• [To do]:
Search the records for "shall". Copy every line where it appears.
=====
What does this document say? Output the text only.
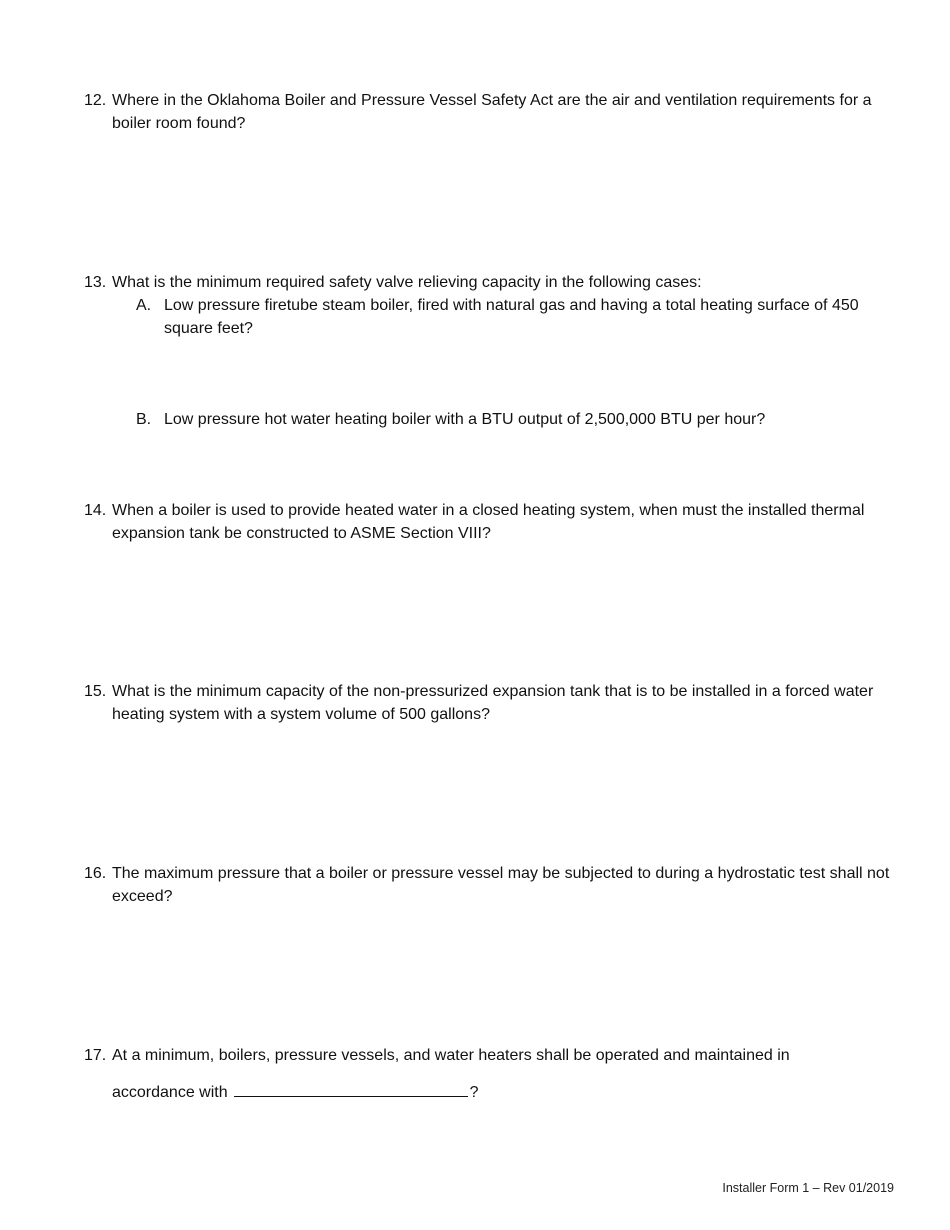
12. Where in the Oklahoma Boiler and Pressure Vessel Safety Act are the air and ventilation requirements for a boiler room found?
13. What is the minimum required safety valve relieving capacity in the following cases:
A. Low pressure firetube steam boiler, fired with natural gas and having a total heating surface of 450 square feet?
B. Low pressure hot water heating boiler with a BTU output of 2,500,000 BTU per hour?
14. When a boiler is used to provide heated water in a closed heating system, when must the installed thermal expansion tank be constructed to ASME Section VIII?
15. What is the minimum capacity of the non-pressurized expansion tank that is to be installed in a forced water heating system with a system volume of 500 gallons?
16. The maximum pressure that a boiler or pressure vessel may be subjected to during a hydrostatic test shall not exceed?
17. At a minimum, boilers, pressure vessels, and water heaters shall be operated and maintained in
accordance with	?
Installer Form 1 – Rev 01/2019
=====
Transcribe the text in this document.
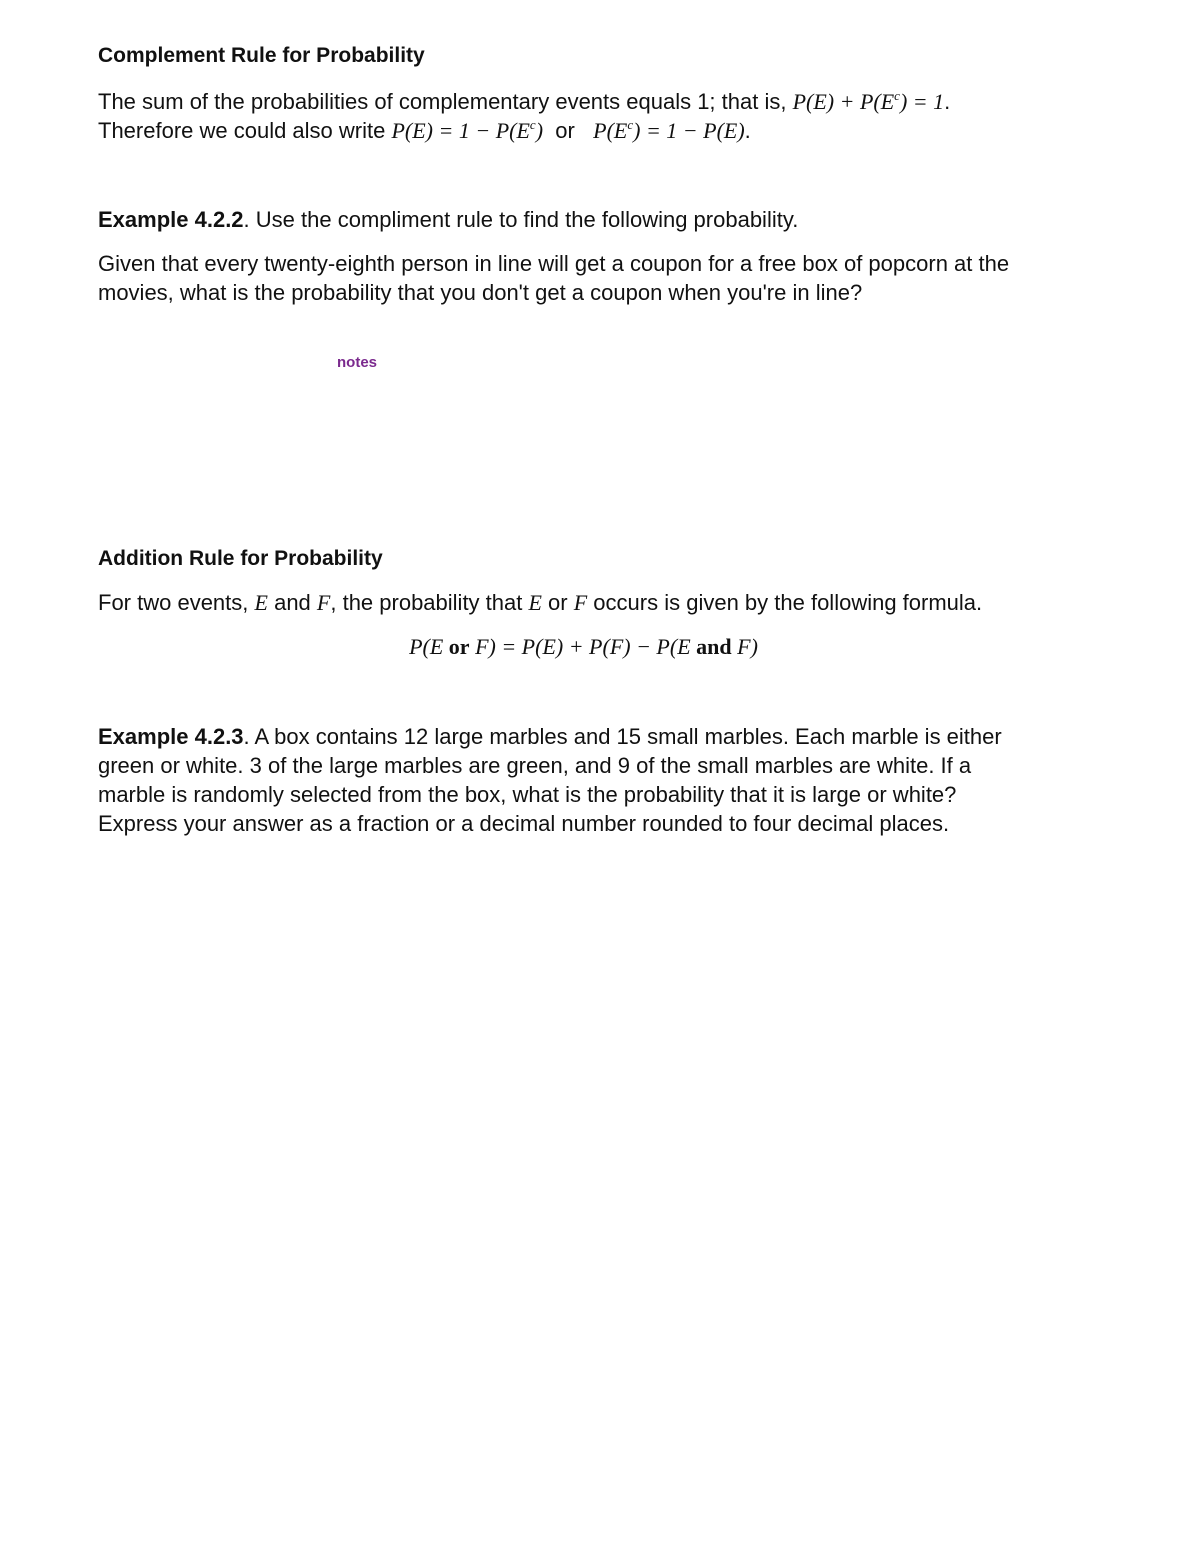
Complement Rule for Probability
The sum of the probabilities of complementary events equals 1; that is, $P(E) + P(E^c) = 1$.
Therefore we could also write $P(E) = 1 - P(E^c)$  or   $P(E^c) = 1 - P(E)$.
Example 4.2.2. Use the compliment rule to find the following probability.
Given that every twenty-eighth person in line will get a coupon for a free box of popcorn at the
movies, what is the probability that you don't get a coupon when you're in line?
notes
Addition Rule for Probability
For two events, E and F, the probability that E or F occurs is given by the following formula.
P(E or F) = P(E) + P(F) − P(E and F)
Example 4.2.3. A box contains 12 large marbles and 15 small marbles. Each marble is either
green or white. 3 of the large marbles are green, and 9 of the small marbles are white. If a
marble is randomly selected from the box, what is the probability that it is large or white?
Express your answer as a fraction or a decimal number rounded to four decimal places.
=====
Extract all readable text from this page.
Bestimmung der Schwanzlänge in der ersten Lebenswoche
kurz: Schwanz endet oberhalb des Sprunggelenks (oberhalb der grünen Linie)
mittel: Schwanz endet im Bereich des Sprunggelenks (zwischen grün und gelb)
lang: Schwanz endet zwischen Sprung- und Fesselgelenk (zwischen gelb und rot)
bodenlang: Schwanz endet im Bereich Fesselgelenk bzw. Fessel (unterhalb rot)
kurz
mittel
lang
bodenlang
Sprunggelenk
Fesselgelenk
=====
• [Result for this task]:
16. The maximum pressure that a boiler or pressure vessel may be subjected to during a hydrostatic test shall not exceed?
17. At a minimum, boilers, pressure vessels, and water heaters shall be operated and maintained in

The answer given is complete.